— Start GIVEN DATA —

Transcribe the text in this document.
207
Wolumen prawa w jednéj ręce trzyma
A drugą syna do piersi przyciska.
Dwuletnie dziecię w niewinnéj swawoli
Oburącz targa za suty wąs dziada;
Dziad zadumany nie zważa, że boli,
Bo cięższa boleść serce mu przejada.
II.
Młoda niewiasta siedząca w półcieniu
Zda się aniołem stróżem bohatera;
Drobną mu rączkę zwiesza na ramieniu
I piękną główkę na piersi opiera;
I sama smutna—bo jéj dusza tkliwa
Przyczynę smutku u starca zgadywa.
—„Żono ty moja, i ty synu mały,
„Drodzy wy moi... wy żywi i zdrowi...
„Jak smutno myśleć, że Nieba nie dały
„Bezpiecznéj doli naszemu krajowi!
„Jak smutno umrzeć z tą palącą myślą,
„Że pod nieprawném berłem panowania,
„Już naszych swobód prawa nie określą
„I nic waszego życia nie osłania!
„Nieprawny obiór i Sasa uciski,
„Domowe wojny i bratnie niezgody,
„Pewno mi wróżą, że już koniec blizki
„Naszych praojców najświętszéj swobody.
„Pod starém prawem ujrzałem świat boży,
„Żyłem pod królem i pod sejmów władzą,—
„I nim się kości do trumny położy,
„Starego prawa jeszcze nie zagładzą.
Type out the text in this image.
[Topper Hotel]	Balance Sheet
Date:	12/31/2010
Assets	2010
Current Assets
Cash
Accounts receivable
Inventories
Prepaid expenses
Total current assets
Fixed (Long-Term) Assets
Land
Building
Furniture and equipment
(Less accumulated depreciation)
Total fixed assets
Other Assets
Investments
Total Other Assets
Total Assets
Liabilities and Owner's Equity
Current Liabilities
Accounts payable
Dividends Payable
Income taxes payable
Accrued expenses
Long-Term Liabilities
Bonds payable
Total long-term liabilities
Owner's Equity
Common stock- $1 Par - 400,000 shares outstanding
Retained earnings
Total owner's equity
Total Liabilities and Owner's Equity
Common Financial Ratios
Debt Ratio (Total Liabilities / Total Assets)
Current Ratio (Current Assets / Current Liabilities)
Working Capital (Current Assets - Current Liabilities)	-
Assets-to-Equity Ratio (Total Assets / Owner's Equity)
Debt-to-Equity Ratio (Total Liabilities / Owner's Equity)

— End GIVEN DATA —

§ WHAT THE TASK ASKS
Each line with the string "prawa" in it needs to be found and copied.

§ FINISHED ANSWER
Wolumen prawa w jednéj ręce trzyma
„Już naszych swobód prawa nie określą
„Starego prawa jeszcze nie zagładzą.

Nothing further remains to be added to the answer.